# start of Text provided
How much of that you can do seems to depend at least on the clock speed of the CPU vs the speed of the RAM and whether or not the code is in the cache (i.e. on a Chip RAM only A1200 the effect can be quite extreme).

One thing that may also be worth considering is that some of the instructions involved in the code here write words (or even bytes) to memory. Combining these into a single, bigger write can be a lot faster on at least 68020/68030 (I think this also goes for 68040+, but I'm not too sure), especially if the writes are long word aligned. I did some tests on this and found that, for my code and word based results at least, the extra overhead of needing a register to store the half-results in and the extra need for some extra code to keep track of the half results properly still usually ended up with a notable speed increase.

Note however, I also found that the slower the RAM, the bigger the speed increase from doing this. If you have zero-wait-state RAM, the difference will be a lot smaller than say writing to Chip RAM.

Don_Adan · 19 June 2021, 23:17

End code reworked, but untested.
Edit, its buggy for now. Time string must be reversed.
Edit2, perhaps fixed now. Still can be optimised a few bytes. Perhaps using litwr idea.

Code:

OldOpenLibrary = -408
CloseLibrary = -414
Output = -60
Input = -54
Write = -48
Read = -42
Forbid = -132
Permit = -138
AddIntServer = -168
RemIntServer = -174
VBlankFrequency = 530
INTB_VERTB = 5     ;for vblank interrupt
NT_INTERRUPT = 2   ;node type

;N = 7*D/2 ;D digits, e.g., N = 350 for 100 digits

start
         lea libname(pc),a1         ;open the dos library
         move.l 4.W,a5
         move.l a5,a6
         jsr OldOpenLibrary(a6)
         move.l d0,a6
         jsr Output(a6)          ;get stdout
         lea cout(PC),A4
         move.l d0,(A4)            ;cout
         move.l d0,d1                   ;call Write(stdout,buff,size)
         moveq #msg1-cout,D2 ; must be checked if in moveq range, the longest text can be moved at end
         add.l A4,D2
         moveq #msg4-msg1,d3
         jsr Write(a6)
# end of Text provided
* Parts of the exercise *
A - Give the passage of the forum excerpt starting at "One thing that" and ending at "to Chip RAM." again, changing "speed increase" to "performance gain".
B - Using the forum excerpt, explain in one to three sentences why combining writes pays off less with zero-wait-state RAM than with Chip RAM.
# start of Provided material
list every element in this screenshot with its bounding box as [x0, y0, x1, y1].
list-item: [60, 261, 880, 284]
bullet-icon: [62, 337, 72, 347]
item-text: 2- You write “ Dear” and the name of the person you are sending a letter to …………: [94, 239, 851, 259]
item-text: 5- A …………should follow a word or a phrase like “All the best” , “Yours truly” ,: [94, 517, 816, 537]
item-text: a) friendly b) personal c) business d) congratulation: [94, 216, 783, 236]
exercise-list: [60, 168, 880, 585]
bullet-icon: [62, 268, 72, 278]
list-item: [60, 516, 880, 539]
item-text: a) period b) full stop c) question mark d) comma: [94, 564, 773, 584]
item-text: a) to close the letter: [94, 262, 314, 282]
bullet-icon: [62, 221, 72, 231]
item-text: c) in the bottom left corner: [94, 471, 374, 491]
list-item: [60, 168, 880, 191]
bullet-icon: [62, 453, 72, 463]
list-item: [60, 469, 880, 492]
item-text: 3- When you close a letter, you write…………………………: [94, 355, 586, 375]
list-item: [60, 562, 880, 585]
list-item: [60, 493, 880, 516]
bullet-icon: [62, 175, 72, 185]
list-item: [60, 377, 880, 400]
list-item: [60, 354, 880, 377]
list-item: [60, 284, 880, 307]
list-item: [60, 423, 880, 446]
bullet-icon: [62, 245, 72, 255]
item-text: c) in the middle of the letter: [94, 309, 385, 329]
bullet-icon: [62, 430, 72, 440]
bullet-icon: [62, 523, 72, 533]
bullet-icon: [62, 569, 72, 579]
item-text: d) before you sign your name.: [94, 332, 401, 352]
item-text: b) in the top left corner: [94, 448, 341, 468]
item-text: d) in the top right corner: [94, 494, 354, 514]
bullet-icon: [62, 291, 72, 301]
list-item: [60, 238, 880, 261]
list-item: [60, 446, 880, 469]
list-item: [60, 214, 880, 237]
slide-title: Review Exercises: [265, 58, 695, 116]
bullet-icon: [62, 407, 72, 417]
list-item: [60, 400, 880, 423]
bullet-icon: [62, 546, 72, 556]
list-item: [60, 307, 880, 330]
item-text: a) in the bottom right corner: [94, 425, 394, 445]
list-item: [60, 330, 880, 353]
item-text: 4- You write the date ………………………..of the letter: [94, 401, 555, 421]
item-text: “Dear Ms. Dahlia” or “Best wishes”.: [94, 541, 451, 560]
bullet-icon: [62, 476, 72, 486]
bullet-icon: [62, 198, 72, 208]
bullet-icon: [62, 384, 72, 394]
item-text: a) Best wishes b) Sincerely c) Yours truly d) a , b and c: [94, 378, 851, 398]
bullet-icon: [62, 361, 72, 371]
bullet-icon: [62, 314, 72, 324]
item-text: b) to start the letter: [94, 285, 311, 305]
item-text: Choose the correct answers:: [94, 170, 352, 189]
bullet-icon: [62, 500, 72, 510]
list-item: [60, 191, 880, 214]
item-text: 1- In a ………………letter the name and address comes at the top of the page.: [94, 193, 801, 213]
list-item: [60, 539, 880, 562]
# end of Provided material
* Answers for the tasks *
A -
One thing that may also be worth considering is that some of the instructions involved in the code here write words (or even bytes) to memory. Combining these into a single, bigger write can be a lot faster on at least 68020/68030 (I think this also goes for 68040+, but I'm not too sure), especially if the writes are long word aligned. I did some tests on this and found that, for my code and word based results at least, the extra overhead of needing a register to store the half-results in and the extra need for some extra code to keep track of the half results properly still usually ended up with a notable performance gain.

Note however, I also found that the slower the RAM, the bigger the performance gain from doing this. If you have zero-wait-state RAM, the difference will be a lot smaller than say writing to Chip RAM.

B - The poster found that the slower the RAM, the bigger the speed increase from merging small writes into a single bigger write. Zero-wait-state RAM is faster than Chip RAM, so the difference there is a lot smaller.